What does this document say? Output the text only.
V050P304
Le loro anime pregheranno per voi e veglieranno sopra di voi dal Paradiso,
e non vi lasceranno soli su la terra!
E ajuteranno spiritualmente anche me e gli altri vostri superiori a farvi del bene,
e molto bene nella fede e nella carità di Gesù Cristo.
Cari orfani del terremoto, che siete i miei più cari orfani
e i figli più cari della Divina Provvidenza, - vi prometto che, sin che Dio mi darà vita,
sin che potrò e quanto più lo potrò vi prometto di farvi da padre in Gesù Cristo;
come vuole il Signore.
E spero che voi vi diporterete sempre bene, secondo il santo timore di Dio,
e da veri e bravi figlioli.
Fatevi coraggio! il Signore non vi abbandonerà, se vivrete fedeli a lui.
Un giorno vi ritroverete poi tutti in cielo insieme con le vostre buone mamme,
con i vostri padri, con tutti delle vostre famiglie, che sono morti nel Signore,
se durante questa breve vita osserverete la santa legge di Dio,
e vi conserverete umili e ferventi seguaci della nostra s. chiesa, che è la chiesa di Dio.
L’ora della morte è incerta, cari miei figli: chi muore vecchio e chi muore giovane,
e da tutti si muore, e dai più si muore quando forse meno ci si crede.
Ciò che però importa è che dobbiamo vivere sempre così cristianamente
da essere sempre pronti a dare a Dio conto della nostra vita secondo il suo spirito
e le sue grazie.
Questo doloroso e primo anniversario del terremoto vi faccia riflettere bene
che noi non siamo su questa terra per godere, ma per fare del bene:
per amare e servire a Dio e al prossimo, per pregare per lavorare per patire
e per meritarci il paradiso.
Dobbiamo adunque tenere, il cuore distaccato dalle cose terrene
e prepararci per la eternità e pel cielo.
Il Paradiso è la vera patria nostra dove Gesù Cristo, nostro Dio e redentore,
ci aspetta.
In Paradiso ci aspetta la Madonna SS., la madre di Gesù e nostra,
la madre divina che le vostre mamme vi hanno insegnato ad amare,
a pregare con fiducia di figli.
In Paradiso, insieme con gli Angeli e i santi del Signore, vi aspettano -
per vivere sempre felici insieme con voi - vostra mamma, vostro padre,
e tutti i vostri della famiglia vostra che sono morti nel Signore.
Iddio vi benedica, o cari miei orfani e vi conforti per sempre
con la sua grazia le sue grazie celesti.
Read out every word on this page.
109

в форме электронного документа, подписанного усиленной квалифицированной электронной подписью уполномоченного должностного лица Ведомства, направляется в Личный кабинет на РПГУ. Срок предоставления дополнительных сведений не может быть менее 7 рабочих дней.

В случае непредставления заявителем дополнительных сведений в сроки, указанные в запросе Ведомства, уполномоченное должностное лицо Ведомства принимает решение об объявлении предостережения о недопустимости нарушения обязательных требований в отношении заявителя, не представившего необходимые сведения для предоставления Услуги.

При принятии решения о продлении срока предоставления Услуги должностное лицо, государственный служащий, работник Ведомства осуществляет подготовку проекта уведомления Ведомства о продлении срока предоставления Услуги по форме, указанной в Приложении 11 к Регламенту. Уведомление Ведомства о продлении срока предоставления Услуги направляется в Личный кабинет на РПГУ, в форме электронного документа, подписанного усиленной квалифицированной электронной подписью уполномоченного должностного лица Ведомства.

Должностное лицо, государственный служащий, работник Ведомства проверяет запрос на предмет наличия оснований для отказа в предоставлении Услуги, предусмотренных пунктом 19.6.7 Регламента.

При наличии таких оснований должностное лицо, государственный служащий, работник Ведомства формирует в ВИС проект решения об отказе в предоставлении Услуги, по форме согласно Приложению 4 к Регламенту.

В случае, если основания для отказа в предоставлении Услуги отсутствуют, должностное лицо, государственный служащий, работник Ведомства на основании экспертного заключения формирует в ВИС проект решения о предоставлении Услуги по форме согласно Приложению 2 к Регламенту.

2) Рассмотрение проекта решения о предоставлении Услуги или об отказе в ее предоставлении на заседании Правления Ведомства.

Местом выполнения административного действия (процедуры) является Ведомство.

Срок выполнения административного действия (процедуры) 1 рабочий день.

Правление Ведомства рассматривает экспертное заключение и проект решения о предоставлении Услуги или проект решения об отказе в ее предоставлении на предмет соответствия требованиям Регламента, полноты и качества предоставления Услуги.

****************

# EXERCISE PROMPT
Which lines hold the string "должностного"? List them all.

# TASK SOLUTION
в форме электронного документа, подписанного усиленной квалифицированной электронной подписью уполномоченного должностного лица Ведомства, направляется в Личный кабинет на РПГУ. Срок предоставления дополнительных сведений не может быть менее 7 рабочих дней.
При принятии решения о продлении срока предоставления Услуги должностное лицо, государственный служащий, работник Ведомства осуществляет подготовку проекта уведомления Ведомства о продлении срока предоставления Услуги по форме, указанной в Приложении 11 к Регламенту. Уведомление Ведомства о продлении срока предоставления Услуги направляется в Личный кабинет на РПГУ, в форме электронного документа, подписанного усиленной квалифицированной электронной подписью уполномоченного должностного лица Ведомства.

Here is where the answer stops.